►
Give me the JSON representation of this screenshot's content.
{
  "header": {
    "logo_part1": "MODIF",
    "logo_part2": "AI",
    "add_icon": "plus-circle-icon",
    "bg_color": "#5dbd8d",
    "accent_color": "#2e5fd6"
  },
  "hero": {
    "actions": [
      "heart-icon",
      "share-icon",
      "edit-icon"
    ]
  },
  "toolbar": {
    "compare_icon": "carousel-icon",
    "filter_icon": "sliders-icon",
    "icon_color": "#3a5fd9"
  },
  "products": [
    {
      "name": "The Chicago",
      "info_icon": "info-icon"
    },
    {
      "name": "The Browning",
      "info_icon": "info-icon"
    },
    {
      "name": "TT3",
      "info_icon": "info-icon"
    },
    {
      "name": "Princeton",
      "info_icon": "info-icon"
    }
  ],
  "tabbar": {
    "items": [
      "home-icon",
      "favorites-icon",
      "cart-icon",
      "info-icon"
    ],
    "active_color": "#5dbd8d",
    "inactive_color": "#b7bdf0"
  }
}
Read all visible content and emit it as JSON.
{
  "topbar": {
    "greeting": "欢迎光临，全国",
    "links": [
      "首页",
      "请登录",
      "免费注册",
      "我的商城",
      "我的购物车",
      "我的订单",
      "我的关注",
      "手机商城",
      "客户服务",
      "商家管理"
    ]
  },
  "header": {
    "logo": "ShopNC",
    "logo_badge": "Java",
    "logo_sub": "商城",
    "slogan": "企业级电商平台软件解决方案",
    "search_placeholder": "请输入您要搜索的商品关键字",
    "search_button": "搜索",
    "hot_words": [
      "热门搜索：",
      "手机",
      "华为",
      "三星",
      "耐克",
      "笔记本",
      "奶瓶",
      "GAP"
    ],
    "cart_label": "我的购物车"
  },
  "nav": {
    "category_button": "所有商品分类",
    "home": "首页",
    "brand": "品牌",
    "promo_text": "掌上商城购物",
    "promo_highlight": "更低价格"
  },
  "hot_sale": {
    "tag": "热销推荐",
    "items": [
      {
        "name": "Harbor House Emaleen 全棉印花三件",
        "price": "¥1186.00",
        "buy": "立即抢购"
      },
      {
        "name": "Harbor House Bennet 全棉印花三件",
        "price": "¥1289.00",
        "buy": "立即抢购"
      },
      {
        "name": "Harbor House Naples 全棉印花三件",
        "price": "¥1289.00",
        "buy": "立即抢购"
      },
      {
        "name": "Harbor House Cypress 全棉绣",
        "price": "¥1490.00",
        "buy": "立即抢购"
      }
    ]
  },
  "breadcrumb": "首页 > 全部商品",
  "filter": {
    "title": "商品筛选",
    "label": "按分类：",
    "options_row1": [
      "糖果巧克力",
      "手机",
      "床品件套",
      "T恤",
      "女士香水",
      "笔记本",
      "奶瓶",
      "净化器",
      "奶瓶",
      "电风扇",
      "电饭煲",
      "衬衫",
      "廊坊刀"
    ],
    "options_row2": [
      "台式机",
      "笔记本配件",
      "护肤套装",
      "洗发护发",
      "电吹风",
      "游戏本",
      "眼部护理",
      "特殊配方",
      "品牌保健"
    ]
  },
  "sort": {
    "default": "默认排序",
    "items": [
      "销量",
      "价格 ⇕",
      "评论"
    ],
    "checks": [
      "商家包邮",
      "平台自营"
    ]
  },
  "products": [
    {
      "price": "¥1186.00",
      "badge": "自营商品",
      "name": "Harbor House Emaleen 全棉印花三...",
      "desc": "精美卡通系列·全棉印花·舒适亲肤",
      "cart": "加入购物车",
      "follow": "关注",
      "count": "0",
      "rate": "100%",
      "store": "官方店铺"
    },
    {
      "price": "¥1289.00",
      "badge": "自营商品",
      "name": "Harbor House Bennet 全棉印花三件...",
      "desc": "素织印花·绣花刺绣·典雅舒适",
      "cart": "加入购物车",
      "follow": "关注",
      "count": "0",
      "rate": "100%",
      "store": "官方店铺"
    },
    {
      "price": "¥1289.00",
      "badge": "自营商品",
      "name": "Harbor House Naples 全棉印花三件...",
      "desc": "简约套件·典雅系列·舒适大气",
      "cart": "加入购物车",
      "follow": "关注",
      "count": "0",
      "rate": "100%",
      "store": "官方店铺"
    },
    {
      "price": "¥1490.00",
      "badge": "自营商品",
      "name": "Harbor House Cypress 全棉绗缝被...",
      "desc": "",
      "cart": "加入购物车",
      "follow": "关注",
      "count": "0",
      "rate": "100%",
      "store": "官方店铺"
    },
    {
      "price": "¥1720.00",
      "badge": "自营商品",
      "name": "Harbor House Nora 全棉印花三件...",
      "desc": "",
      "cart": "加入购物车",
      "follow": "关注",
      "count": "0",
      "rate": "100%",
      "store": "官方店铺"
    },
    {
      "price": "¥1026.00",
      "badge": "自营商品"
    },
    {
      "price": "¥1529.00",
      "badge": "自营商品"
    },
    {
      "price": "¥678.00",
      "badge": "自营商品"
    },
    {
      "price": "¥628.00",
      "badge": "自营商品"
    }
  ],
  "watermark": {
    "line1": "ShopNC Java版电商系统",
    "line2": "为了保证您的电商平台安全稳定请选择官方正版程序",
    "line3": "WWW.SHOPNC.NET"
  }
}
◄
REQUIREMENT ▸
How many lines in these entries hold the string "content"? Answer with the number alone.

TASK RESPONSE ▸
2